**Exercise details:** Search the records for the line with "OCR this image.". Output that line and each line after it, exactly, and stop at the end; omit pictures.

--- Data shown ---

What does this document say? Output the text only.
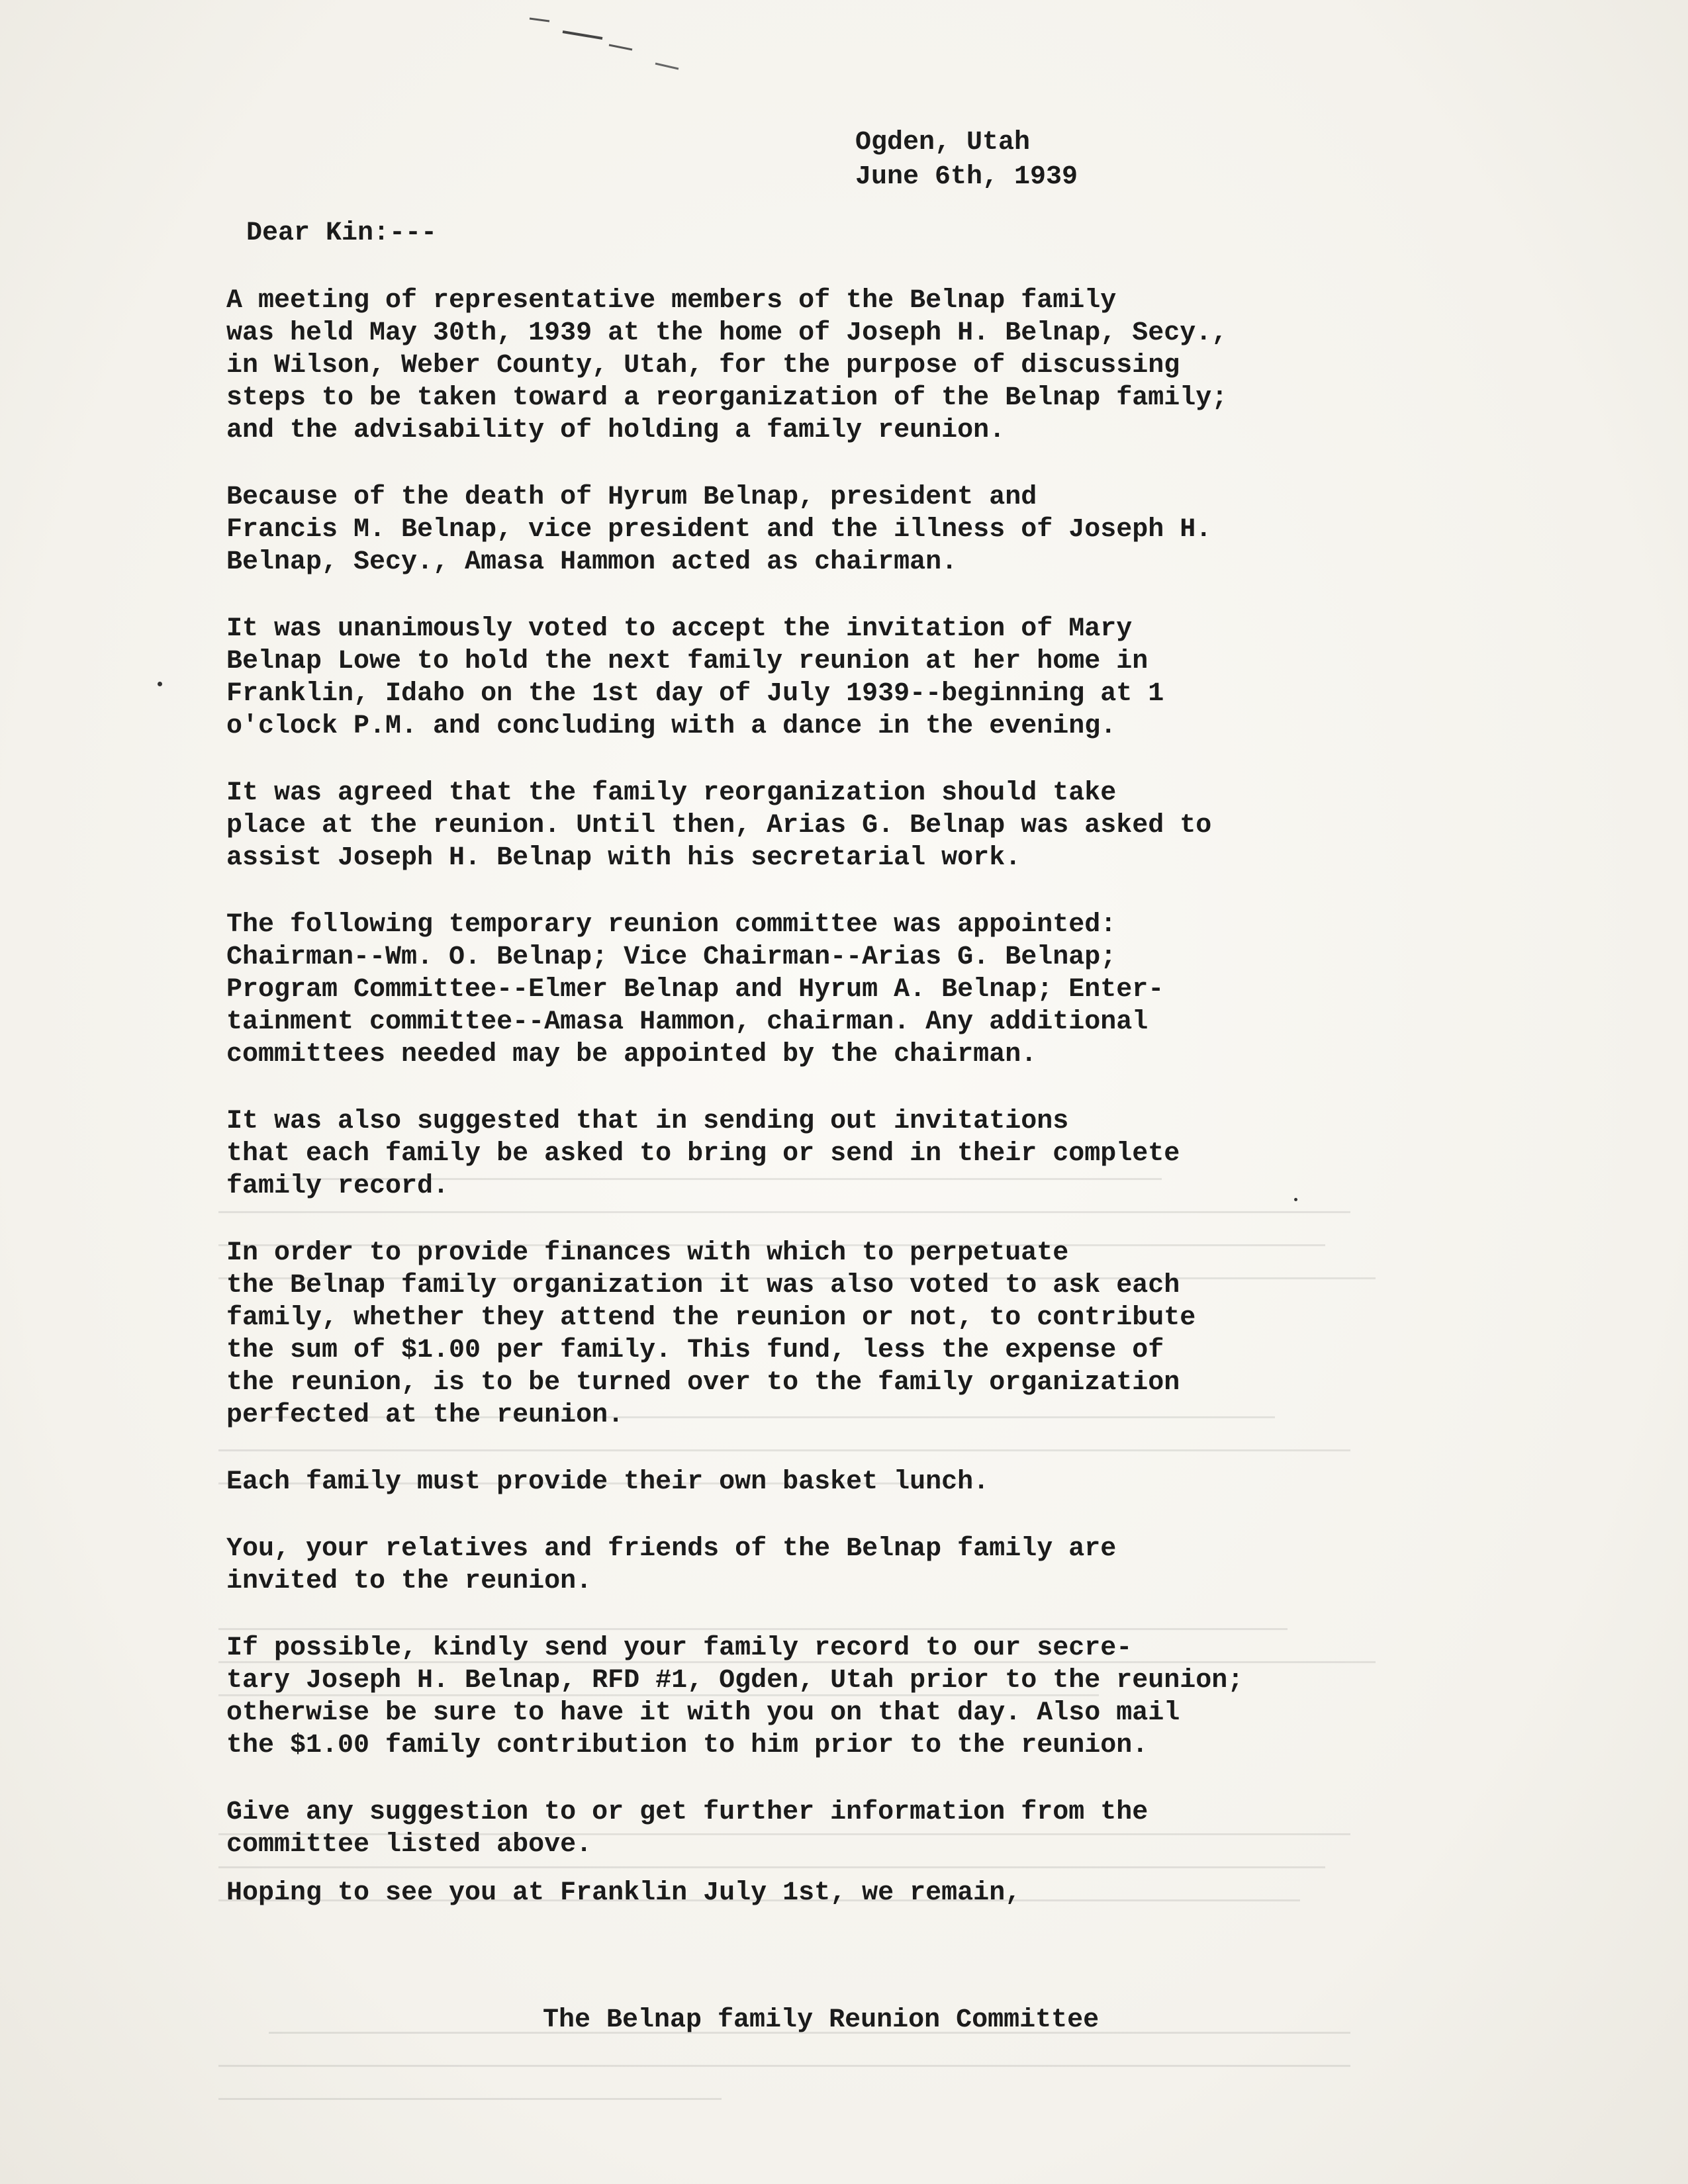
Ogden, Utah
June 6th, 1939
Dear Kin:---

A meeting of representative members of the Belnap family
was held May 30th, 1939 at the home of Joseph H. Belnap, Secy.,
in Wilson, Weber County, Utah, for the purpose of discussing
steps to be taken toward a reorganization of the Belnap family;
and the advisability of holding a family reunion.

Because of the death of Hyrum Belnap, president and
Francis M. Belnap, vice president and the illness of Joseph H.
Belnap, Secy., Amasa Hammon acted as chairman.

It was unanimously voted to accept the invitation of Mary
Belnap Lowe to hold the next family reunion at her home in
Franklin, Idaho on the 1st day of July 1939--beginning at 1
o'clock P.M. and concluding with a dance in the evening.

It was agreed that the family reorganization should take
place at the reunion. Until then, Arias G. Belnap was asked to
assist Joseph H. Belnap with his secretarial work.

The following temporary reunion committee was appointed:
Chairman--Wm. O. Belnap; Vice Chairman--Arias G. Belnap;
Program Committee--Elmer Belnap and Hyrum A. Belnap; Enter-
tainment committee--Amasa Hammon, chairman. Any additional
committees needed may be appointed by the chairman.

It was also suggested that in sending out invitations
that each family be asked to bring or send in their complete
family record.

In order to provide finances with which to perpetuate
the Belnap family organization it was also voted to ask each
family, whether they attend the reunion or not, to contribute
the sum of $1.00 per family. This fund, less the expense of
the reunion, is to be turned over to the family organization
perfected at the reunion.

Each family must provide their own basket lunch.

You, your relatives and friends of the Belnap family are
invited to the reunion.

If possible, kindly send your family record to our secre-
tary Joseph H. Belnap, RFD #1, Ogden, Utah prior to the reunion;
otherwise be sure to have it with you on that day. Also mail
the $1.00 family contribution to him prior to the reunion.

Give any suggestion to or get further information from the
committee listed above.

Hoping to see you at Franklin July 1st, we remain,

The Belnap family Reunion Committee
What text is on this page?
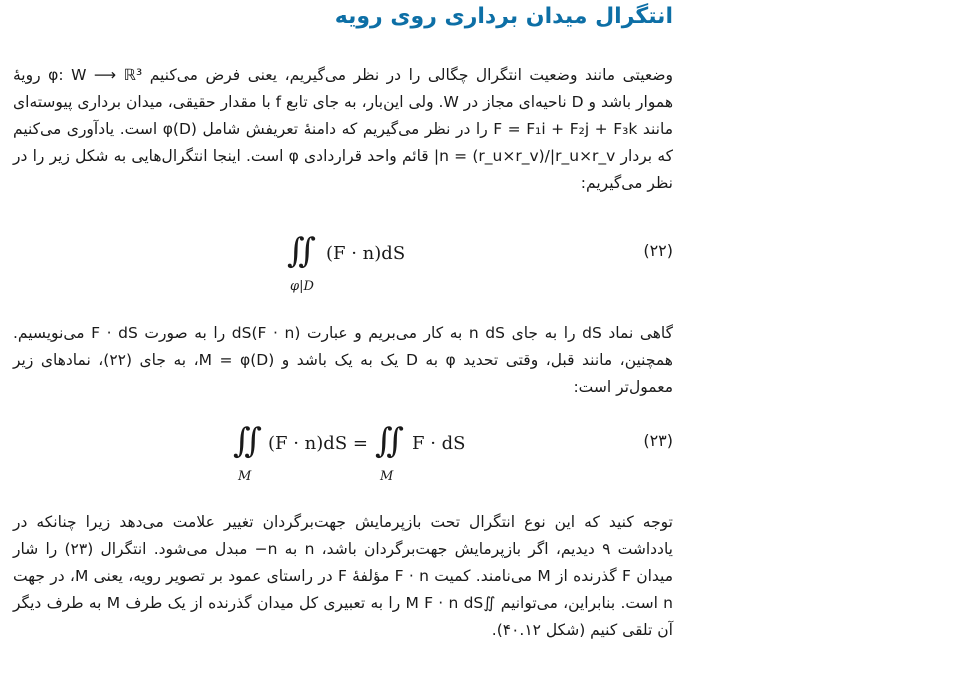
انتگرال میدان برداری روی رویه
وضعیتی مانند وضعیت انتگرال چگالی را در نظر می‌گیریم، یعنی فرض می‌کنیم φ: W ⟶ ℝ³ رویهٔ هموار باشد و D ناحیه‌ای مجاز در W. ولی این‌بار، به جای تابع f با مقدار حقیقی، میدان برداری پیوسته‌ای مانند F = F₁i + F₂j + F₃k را در نظر می‌گیریم که دامنهٔ تعریفش شامل φ(D) است. یادآوری می‌کنیم که بردار n = (r_u×r_v)/|r_u×r_v| قائم واحد قراردادی φ است. اینجا انتگرال‌هایی به شکل زیر را در نظر می‌گیریم:
∬
φ|D
(F · n)dS	(۲۲)
گاهی نماد dS را به جای n dS به کار می‌بریم و عبارت (F · n)dS را به صورت F · dS می‌نویسیم. همچنین، مانند قبل، وقتی تحدید φ به D یک به یک باشد و M = φ(D)، به جای (۲۲)، نمادهای زیر معمول‌تر است:
∬
M
(F · n)dS = ∬
M
F · dS	(۲۳)
توجه کنید که این نوع انتگرال تحت بازپرمایش جهت‌برگردان تغییر علامت می‌دهد زیرا چنانکه در یادداشت ۹ دیدیم، اگر بازپرمایش جهت‌برگردان باشد، n به n− مبدل می‌شود. انتگرال (۲۳) را شار میدان F گذرنده از M می‌نامند. کمیت F · n مؤلفهٔ F در راستای عمود بر تصویر رویه، یعنی M، در جهت n است. بنابراین، می‌توانیم ∬M F · n dS را به تعبیری کل میدان گذرنده از یک طرف M به طرف دیگر آن تلقی کنیم (شکل ۴۰.۱۲).
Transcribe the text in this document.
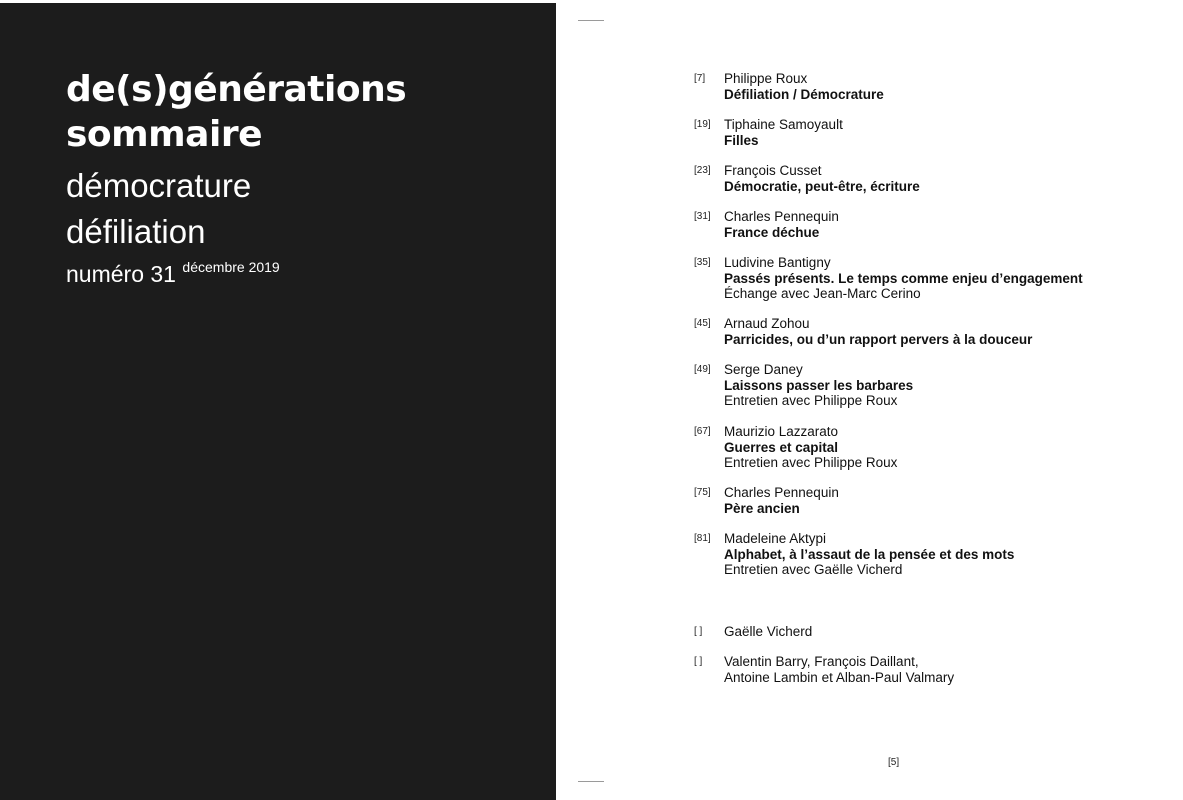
de(s)générations
sommaire
démocrature
défiliation
numéro 31 décembre 2019
[7] Philippe Roux
Défiliation / Démocrature
[19] Tiphaine Samoyault
Filles
[23] François Cusset
Démocratie, peut-être, écriture
[31] Charles Pennequin
France déchue
[35] Ludivine Bantigny
Passés présents. Le temps comme enjeu d’engagement
Échange avec Jean-Marc Cerino
[45] Arnaud Zohou
Parricides, ou d’un rapport pervers à la douceur
[49] Serge Daney
Laissons passer les barbares
Entretien avec Philippe Roux
[67] Maurizio Lazzarato
Guerres et capital
Entretien avec Philippe Roux
[75] Charles Pennequin
Père ancien
[81] Madeleine Aktypi
Alphabet, à l’assaut de la pensée et des mots
Entretien avec Gaëlle Vicherd
[ ] Gaëlle Vicherd
[ ] Valentin Barry, François Daillant,
Antoine Lambin et Alban-Paul Valmary
[5]
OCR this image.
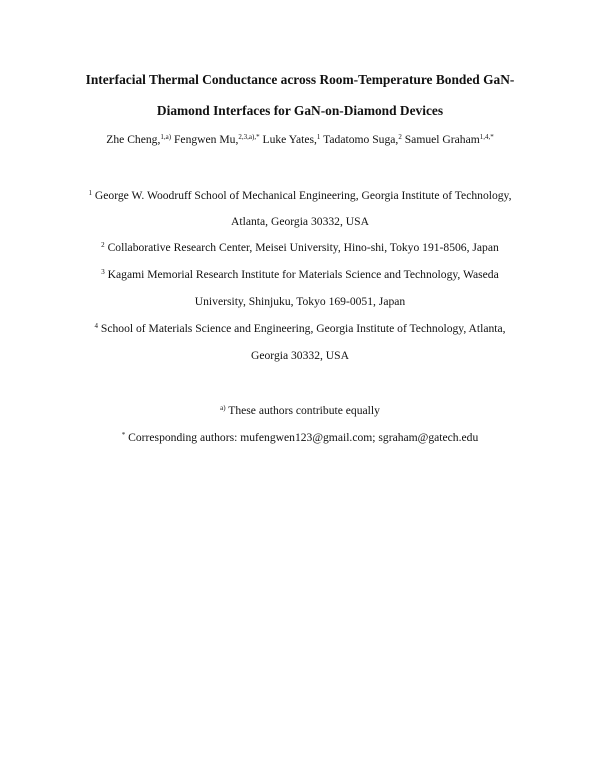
Interfacial Thermal Conductance across Room-Temperature Bonded GaN-
Diamond Interfaces for GaN-on-Diamond Devices
Zhe Cheng,$^{1,a)}$ Fengwen Mu,$^{2,3,a),*}$ Luke Yates,$^1$ Tadatomo Suga,$^2$ Samuel Graham$^{1,4,*}$
$^1$ George W. Woodruff School of Mechanical Engineering, Georgia Institute of Technology,
Atlanta, Georgia 30332, USA
$^2$ Collaborative Research Center, Meisei University, Hino-shi, Tokyo 191-8506, Japan
$^3$ Kagami Memorial Research Institute for Materials Science and Technology, Waseda
University, Shinjuku, Tokyo 169-0051, Japan
$^4$ School of Materials Science and Engineering, Georgia Institute of Technology, Atlanta,
Georgia 30332, USA
$^{a)}$ These authors contribute equally
* Corresponding authors: mufengwen123@gmail.com; sgraham@gatech.edu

---

**Finished answer:**
OCR this image.
Interfacial Thermal Conductance across Room-Temperature Bonded GaN-
Diamond Interfaces for GaN-on-Diamond Devices
Zhe Cheng,$^{1,a)}$ Fengwen Mu,$^{2,3,a),*}$ Luke Yates,$^1$ Tadatomo Suga,$^2$ Samuel Graham$^{1,4,*}$
$^1$ George W. Woodruff School of Mechanical Engineering, Georgia Institute of Technology,
Atlanta, Georgia 30332, USA
$^2$ Collaborative Research Center, Meisei University, Hino-shi, Tokyo 191-8506, Japan
$^3$ Kagami Memorial Research Institute for Materials Science and Technology, Waseda
University, Shinjuku, Tokyo 169-0051, Japan
$^4$ School of Materials Science and Engineering, Georgia Institute of Technology, Atlanta,
Georgia 30332, USA
$^{a)}$ These authors contribute equally
* Corresponding authors: mufengwen123@gmail.com; sgraham@gatech.edu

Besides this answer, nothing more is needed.